Goal - Omit every picture and return the rest of the data unaltered.

● ● ● ●

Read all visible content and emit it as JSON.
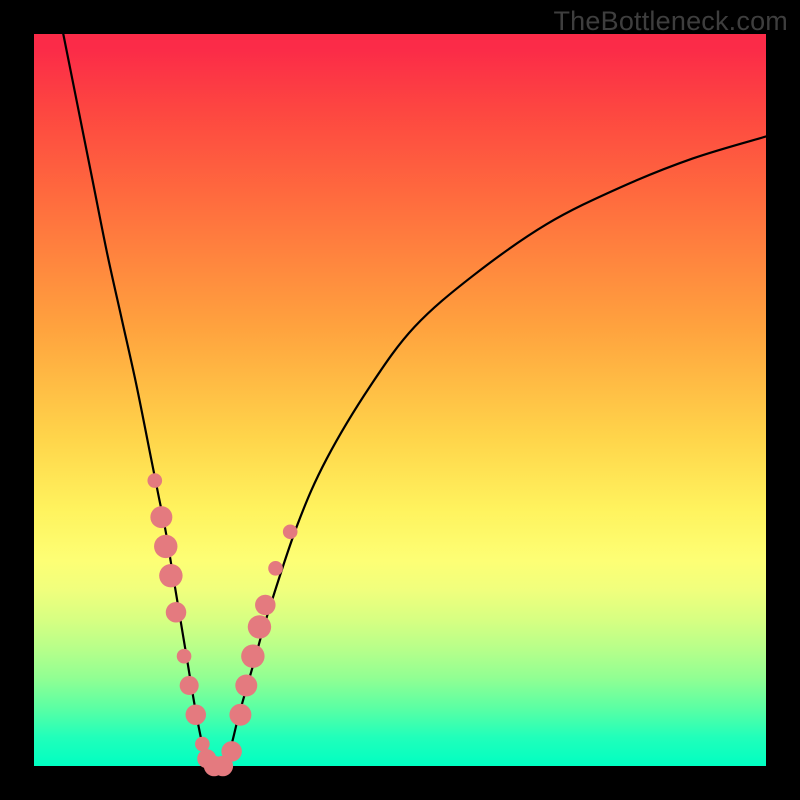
{
  "watermark": "TheBottleneck.com",
  "colors": {
    "frame": "#000000",
    "curve": "#000000",
    "marker_fill": "#e47a7f",
    "marker_stroke": "#d65e64",
    "gradient_top": "#fb2b48",
    "gradient_bottom": "#00ffc2"
  },
  "chart_data": {
    "type": "line",
    "title": "",
    "xlabel": "",
    "ylabel": "",
    "xlim": [
      0,
      100
    ],
    "ylim": [
      0,
      100
    ],
    "grid": false,
    "legend": false,
    "series": [
      {
        "name": "bottleneck-curve",
        "x": [
          4,
          6,
          8,
          10,
          12,
          14,
          16,
          17,
          18,
          19,
          20,
          21,
          22,
          23,
          24,
          25,
          26,
          27,
          28,
          30,
          32,
          36,
          40,
          46,
          52,
          60,
          70,
          80,
          90,
          100
        ],
        "y": [
          100,
          90,
          80,
          70,
          61,
          52,
          42,
          37,
          32,
          26,
          20,
          14,
          8,
          3,
          0,
          0,
          0,
          3,
          7,
          14,
          21,
          33,
          42,
          52,
          60,
          67,
          74,
          79,
          83,
          86
        ]
      }
    ],
    "markers": [
      {
        "x": 16.5,
        "y": 39,
        "r": 1.0
      },
      {
        "x": 17.4,
        "y": 34,
        "r": 1.5
      },
      {
        "x": 18.0,
        "y": 30,
        "r": 1.6
      },
      {
        "x": 18.7,
        "y": 26,
        "r": 1.6
      },
      {
        "x": 19.4,
        "y": 21,
        "r": 1.4
      },
      {
        "x": 20.5,
        "y": 15,
        "r": 1.0
      },
      {
        "x": 21.2,
        "y": 11,
        "r": 1.3
      },
      {
        "x": 22.1,
        "y": 7,
        "r": 1.4
      },
      {
        "x": 23.0,
        "y": 3,
        "r": 1.0
      },
      {
        "x": 23.6,
        "y": 1,
        "r": 1.3
      },
      {
        "x": 24.6,
        "y": 0,
        "r": 1.4
      },
      {
        "x": 25.8,
        "y": 0,
        "r": 1.4
      },
      {
        "x": 27.0,
        "y": 2,
        "r": 1.4
      },
      {
        "x": 28.2,
        "y": 7,
        "r": 1.5
      },
      {
        "x": 29.0,
        "y": 11,
        "r": 1.5
      },
      {
        "x": 29.9,
        "y": 15,
        "r": 1.6
      },
      {
        "x": 30.8,
        "y": 19,
        "r": 1.6
      },
      {
        "x": 31.6,
        "y": 22,
        "r": 1.4
      },
      {
        "x": 33.0,
        "y": 27,
        "r": 1.0
      },
      {
        "x": 35.0,
        "y": 32,
        "r": 1.0
      }
    ]
  }
}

● ● ● ●

Final result -
Read all visible content and emit it as JSON.
{
  "watermark": "TheBottleneck.com",
  "colors": {
    "frame": "#000000",
    "curve": "#000000",
    "marker_fill": "#e47a7f",
    "marker_stroke": "#d65e64",
    "gradient_top": "#fb2b48",
    "gradient_bottom": "#00ffc2"
  },
  "chart_data": {
    "type": "line",
    "title": "",
    "xlabel": "",
    "ylabel": "",
    "xlim": [
      0,
      100
    ],
    "ylim": [
      0,
      100
    ],
    "grid": false,
    "legend": false,
    "series": [
      {
        "name": "bottleneck-curve",
        "x": [
          4,
          6,
          8,
          10,
          12,
          14,
          16,
          17,
          18,
          19,
          20,
          21,
          22,
          23,
          24,
          25,
          26,
          27,
          28,
          30,
          32,
          36,
          40,
          46,
          52,
          60,
          70,
          80,
          90,
          100
        ],
        "y": [
          100,
          90,
          80,
          70,
          61,
          52,
          42,
          37,
          32,
          26,
          20,
          14,
          8,
          3,
          0,
          0,
          0,
          3,
          7,
          14,
          21,
          33,
          42,
          52,
          60,
          67,
          74,
          79,
          83,
          86
        ]
      }
    ],
    "markers": [
      {
        "x": 16.5,
        "y": 39,
        "r": 1.0
      },
      {
        "x": 17.4,
        "y": 34,
        "r": 1.5
      },
      {
        "x": 18.0,
        "y": 30,
        "r": 1.6
      },
      {
        "x": 18.7,
        "y": 26,
        "r": 1.6
      },
      {
        "x": 19.4,
        "y": 21,
        "r": 1.4
      },
      {
        "x": 20.5,
        "y": 15,
        "r": 1.0
      },
      {
        "x": 21.2,
        "y": 11,
        "r": 1.3
      },
      {
        "x": 22.1,
        "y": 7,
        "r": 1.4
      },
      {
        "x": 23.0,
        "y": 3,
        "r": 1.0
      },
      {
        "x": 23.6,
        "y": 1,
        "r": 1.3
      },
      {
        "x": 24.6,
        "y": 0,
        "r": 1.4
      },
      {
        "x": 25.8,
        "y": 0,
        "r": 1.4
      },
      {
        "x": 27.0,
        "y": 2,
        "r": 1.4
      },
      {
        "x": 28.2,
        "y": 7,
        "r": 1.5
      },
      {
        "x": 29.0,
        "y": 11,
        "r": 1.5
      },
      {
        "x": 29.9,
        "y": 15,
        "r": 1.6
      },
      {
        "x": 30.8,
        "y": 19,
        "r": 1.6
      },
      {
        "x": 31.6,
        "y": 22,
        "r": 1.4
      },
      {
        "x": 33.0,
        "y": 27,
        "r": 1.0
      },
      {
        "x": 35.0,
        "y": 32,
        "r": 1.0
      }
    ]
  }
}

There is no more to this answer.